Stated exercise: Read the lines that follow and pick out every one containing the word "students".

[Collection entries]
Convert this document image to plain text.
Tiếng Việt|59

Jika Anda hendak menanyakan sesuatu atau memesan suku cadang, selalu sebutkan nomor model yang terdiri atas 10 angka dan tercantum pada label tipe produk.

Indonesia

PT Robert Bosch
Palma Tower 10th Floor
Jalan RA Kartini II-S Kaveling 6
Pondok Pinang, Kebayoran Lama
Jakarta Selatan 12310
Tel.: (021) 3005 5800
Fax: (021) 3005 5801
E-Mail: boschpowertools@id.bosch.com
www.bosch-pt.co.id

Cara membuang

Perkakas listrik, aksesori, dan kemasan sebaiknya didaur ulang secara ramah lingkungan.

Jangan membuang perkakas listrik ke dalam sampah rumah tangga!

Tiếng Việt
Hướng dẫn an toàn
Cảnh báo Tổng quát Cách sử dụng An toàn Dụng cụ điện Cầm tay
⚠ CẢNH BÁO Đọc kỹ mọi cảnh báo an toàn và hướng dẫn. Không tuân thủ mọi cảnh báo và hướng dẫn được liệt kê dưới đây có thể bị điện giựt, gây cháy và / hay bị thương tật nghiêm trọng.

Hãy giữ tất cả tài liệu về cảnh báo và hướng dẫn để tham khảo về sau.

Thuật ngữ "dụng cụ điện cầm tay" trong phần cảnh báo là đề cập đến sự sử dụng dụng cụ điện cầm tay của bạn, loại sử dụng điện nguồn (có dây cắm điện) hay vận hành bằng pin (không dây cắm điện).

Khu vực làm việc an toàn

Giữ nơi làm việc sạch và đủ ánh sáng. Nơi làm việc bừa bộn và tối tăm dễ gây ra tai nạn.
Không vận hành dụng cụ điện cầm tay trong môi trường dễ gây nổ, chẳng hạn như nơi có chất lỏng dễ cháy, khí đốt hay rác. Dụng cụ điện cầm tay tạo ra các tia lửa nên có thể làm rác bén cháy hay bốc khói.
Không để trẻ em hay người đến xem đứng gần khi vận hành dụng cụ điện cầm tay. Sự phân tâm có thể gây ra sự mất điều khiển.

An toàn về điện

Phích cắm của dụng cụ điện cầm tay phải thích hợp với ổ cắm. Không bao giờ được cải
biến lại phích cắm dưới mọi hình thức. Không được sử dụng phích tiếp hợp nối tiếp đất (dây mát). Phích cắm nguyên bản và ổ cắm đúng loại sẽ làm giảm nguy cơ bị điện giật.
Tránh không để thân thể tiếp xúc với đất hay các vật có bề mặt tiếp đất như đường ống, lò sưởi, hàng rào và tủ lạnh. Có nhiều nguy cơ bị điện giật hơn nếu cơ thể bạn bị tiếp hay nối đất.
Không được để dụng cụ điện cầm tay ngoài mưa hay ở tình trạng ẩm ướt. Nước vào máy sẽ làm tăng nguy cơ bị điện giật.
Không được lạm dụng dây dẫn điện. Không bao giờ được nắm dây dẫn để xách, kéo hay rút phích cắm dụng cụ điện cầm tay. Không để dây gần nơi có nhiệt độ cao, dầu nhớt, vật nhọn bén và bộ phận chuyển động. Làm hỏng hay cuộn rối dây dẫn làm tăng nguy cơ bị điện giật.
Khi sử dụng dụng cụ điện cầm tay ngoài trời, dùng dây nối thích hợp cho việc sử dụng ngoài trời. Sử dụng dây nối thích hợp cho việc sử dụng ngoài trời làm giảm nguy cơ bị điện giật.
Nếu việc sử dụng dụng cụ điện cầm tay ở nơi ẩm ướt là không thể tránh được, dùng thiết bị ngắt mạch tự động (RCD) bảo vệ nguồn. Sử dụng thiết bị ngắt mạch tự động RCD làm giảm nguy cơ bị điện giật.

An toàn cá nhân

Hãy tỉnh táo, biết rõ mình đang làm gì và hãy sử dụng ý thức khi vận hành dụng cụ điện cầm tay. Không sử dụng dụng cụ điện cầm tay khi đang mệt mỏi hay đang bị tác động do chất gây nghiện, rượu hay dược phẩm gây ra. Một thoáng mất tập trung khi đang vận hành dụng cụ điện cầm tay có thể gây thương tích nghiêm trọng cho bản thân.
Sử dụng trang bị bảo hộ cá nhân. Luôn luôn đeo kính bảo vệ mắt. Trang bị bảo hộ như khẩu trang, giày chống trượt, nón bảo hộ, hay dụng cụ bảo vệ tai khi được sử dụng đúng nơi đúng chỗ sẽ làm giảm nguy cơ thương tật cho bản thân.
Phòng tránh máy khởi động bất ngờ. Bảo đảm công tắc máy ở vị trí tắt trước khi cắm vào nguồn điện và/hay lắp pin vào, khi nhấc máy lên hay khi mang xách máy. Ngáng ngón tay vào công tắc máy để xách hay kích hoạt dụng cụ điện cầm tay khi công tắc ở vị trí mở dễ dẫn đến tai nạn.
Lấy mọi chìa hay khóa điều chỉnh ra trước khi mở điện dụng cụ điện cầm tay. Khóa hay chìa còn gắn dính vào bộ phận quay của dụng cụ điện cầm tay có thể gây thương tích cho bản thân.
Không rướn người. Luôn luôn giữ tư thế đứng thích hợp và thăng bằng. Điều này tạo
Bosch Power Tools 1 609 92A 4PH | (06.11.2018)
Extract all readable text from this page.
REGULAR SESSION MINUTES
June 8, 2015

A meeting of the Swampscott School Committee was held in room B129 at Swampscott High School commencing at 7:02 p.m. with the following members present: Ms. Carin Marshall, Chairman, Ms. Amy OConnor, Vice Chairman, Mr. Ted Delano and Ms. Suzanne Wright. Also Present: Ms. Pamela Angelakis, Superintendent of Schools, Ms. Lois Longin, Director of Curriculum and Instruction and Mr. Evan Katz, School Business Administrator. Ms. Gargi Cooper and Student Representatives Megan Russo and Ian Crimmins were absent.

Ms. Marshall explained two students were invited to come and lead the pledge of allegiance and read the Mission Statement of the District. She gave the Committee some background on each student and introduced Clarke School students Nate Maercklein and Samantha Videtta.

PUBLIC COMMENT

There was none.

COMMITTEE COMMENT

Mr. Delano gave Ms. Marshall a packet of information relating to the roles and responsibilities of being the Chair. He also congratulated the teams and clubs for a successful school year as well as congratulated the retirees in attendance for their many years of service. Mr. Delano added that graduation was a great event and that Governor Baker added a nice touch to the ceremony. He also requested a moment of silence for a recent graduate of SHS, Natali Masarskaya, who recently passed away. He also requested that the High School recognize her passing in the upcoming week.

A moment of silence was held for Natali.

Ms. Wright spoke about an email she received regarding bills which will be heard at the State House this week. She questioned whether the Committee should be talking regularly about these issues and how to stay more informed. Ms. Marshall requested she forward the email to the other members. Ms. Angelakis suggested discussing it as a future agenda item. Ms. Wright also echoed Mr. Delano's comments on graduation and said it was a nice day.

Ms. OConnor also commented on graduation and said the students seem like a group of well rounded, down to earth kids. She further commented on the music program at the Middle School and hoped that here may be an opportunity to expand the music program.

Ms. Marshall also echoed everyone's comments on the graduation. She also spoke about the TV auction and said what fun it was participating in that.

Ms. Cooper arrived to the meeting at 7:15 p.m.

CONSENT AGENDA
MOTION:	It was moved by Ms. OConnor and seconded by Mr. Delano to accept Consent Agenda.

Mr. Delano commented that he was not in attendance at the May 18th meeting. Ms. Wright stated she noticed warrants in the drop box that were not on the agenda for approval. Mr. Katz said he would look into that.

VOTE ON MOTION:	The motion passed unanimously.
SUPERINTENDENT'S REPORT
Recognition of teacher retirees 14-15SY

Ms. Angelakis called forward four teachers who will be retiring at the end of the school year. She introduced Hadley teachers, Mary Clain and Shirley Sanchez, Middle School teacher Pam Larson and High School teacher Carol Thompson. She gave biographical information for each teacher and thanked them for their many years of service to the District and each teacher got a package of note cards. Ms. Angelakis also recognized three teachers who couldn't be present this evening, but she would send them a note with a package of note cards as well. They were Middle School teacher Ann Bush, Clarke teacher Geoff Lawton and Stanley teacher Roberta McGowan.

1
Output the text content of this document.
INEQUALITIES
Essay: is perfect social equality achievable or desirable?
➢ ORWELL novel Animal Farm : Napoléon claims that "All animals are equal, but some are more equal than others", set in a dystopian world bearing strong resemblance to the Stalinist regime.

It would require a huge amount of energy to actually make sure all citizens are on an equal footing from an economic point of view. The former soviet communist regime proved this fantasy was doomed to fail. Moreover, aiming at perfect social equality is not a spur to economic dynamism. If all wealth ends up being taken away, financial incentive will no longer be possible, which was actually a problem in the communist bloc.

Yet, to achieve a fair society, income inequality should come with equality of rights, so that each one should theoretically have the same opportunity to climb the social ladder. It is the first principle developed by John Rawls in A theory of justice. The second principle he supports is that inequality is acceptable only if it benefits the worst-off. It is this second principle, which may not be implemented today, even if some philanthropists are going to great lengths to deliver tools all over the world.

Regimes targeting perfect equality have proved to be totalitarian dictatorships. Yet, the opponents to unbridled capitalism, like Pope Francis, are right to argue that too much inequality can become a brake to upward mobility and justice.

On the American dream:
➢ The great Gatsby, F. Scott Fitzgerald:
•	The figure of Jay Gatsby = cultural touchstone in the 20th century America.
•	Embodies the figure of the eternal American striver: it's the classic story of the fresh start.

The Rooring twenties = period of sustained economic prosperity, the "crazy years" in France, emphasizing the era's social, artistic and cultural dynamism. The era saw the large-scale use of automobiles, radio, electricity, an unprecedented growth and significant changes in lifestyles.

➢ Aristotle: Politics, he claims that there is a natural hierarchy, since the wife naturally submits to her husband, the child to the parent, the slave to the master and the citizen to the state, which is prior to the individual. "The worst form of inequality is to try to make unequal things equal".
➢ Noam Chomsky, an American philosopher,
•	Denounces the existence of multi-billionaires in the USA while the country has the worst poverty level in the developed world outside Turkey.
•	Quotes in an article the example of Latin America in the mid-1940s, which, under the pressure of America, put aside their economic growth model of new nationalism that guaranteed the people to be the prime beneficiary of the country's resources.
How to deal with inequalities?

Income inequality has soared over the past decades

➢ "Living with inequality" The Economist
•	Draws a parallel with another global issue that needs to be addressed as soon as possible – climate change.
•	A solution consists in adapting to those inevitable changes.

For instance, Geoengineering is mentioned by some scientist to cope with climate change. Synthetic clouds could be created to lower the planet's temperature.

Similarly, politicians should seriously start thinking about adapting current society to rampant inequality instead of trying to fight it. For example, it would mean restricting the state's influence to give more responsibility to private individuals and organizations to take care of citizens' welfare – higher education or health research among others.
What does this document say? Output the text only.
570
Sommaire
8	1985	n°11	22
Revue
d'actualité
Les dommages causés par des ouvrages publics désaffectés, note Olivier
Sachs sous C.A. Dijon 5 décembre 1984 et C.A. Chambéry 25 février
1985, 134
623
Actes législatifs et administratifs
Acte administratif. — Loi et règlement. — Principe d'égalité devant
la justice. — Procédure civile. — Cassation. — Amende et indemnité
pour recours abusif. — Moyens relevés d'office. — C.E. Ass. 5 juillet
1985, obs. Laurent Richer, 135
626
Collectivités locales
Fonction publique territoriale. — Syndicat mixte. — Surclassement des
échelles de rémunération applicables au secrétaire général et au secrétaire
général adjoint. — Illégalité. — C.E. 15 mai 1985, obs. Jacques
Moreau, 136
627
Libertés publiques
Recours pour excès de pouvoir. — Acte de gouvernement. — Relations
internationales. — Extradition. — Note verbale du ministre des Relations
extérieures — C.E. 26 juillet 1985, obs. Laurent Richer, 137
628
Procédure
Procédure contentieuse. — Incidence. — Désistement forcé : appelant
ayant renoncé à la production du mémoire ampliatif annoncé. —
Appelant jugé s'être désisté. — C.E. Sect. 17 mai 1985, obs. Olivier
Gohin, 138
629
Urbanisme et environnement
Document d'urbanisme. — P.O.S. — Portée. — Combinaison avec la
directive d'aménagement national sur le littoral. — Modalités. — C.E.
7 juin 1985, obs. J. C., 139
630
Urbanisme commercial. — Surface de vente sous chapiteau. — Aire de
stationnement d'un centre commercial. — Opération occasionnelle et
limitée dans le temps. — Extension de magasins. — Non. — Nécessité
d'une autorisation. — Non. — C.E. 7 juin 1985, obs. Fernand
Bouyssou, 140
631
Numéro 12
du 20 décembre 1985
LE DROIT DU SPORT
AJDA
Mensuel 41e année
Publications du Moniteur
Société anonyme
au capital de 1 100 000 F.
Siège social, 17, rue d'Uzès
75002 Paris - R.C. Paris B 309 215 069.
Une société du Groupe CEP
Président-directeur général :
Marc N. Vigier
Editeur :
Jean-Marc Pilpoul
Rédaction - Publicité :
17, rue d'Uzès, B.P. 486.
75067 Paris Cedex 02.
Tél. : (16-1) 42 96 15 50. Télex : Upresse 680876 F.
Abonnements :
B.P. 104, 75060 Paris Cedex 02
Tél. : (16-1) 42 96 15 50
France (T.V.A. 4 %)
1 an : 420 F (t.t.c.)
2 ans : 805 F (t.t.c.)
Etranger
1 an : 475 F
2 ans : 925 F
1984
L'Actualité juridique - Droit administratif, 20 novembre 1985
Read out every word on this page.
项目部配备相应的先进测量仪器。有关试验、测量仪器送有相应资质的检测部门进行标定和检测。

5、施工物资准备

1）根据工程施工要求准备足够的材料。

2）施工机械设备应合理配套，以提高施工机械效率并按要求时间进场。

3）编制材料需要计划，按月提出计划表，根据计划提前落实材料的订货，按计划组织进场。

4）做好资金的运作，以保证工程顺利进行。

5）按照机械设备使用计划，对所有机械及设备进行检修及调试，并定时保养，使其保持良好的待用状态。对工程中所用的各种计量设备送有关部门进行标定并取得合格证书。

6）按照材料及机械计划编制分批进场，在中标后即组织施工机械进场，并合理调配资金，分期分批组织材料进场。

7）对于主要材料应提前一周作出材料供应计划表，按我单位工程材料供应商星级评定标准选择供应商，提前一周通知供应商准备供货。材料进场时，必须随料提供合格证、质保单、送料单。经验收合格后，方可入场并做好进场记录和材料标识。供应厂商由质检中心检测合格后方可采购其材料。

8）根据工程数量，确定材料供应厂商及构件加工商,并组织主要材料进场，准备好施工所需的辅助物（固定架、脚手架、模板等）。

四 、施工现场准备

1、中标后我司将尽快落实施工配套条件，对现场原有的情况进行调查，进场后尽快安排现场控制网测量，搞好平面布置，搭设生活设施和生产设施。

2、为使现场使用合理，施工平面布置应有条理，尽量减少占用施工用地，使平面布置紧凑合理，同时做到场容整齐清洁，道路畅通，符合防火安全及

Final result:
Ms. Marshall explained two students were invited to come and lead the pledge of allegiance and read the Mission Statement of the District. She gave the Committee some background on each student and introduced Clarke School students Nate Maercklein and Samantha Videtta.
Ms. OConnor also commented on graduation and said the students seem like a group of well rounded, down to earth kids. She further commented on the music program at the Middle School and hoped that here may be an opportunity to expand the music program.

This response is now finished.